Set exercise 1: According to the passage about web hits, how many hits does a page with text and 10 graphics deliver when a browser looks at it?

Unfortunately the owners of CNN.COM are none the wiser that someone has looked
at their page. Sites who use hits to calculate how many users are viewing
their site never hear about the hits that get delivered from proxies located
all around the world.
The next problem is with hits themselves. Without going into the intricacies of what can be done on a web page, a typical web page consists of text and graphics. A web page that consists of only text registers 1 hit when a browser looks at it. A page that contains 10 graphics and text will deliver 11 hits when a browser looks at it. 1 for the text and 1 each for the graphics. As you can imagine this causes a major distortion in your web site figures. The more graphics you put on a site, the more hits you receive.
On the flip side of this rather distorted coin lies the search engines. A quick survey I did found more than 200 companies that are making their living by exploring the web and cataloguing every page they can lay their hands on. These companies use sophisticated computers to browse the web and follow every link on every page. If we take our Stones site as an example, a search engine would start at our home page and then follow every link to our unit trust site, our restaurant guide, our business directory, Hyperactive our web design company and so on and so forth. At each of those pages it would again follow links to the next level until it could find no more pages.

Input data:
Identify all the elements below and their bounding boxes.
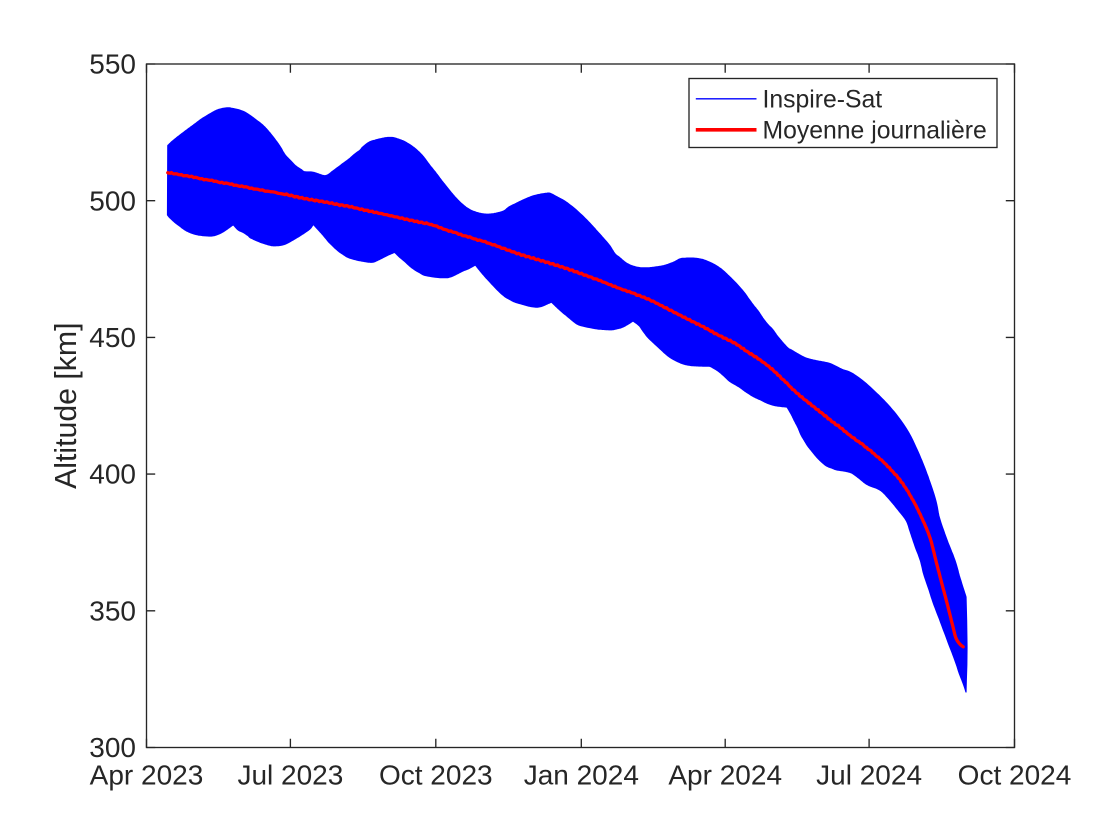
svg-text:Jul 2024: Jul 2024 [816,760,922,791]
svg-text:Apr 2023: Apr 2023 [90,760,204,791]
svg-text:Oct 2023: Oct 2023 [379,760,493,791]
svg-text:300: 300 [89,732,136,763]
svg-text:Apr 2024: Apr 2024 [668,760,782,791]
svg-text:Jan 2024: Jan 2024 [524,760,639,791]
svg-text:Moyenne journalière: Moyenne journalière [763,117,987,144]
svg-text:Altitude [km]: Altitude [km] [50,322,83,488]
svg-text:Inspire-Sat: Inspire-Sat [763,86,883,113]
svg-text:Oct 2024: Oct 2024 [958,760,1072,791]
svg-text:350: 350 [89,595,136,626]
svg-text:450: 450 [89,322,136,353]
svg-text:400: 400 [89,459,136,490]
svg-text:550: 550 [89,49,136,80]
svg-text:500: 500 [89,185,136,216]
svg-text:Jul 2023: Jul 2023 [237,760,343,791]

Set exercise 2: Copy out the stretch of the entries above from the line containing "svg-text:Jul 2024: Jul 2024 [816,760,922,791]" through the last line of the entries, keeping each line unchanged.

Full solution 1: 11 hits

Full solution 2:
svg-text:Jul 2024: Jul 2024 [816,760,922,791]
svg-text:Apr 2023: Apr 2023 [90,760,204,791]
svg-text:Oct 2023: Oct 2023 [379,760,493,791]
svg-text:300: 300 [89,732,136,763]
svg-text:Apr 2024: Apr 2024 [668,760,782,791]
svg-text:Jan 2024: Jan 2024 [524,760,639,791]
svg-text:Moyenne journalière: Moyenne journalière [763,117,987,144]
svg-text:Altitude [km]: Altitude [km] [50,322,83,488]
svg-text:Inspire-Sat: Inspire-Sat [763,86,883,113]
svg-text:Oct 2024: Oct 2024 [958,760,1072,791]
svg-text:350: 350 [89,595,136,626]
svg-text:450: 450 [89,322,136,353]
svg-text:400: 400 [89,459,136,490]
svg-text:550: 550 [89,49,136,80]
svg-text:500: 500 [89,185,136,216]
svg-text:Jul 2023: Jul 2023 [237,760,343,791]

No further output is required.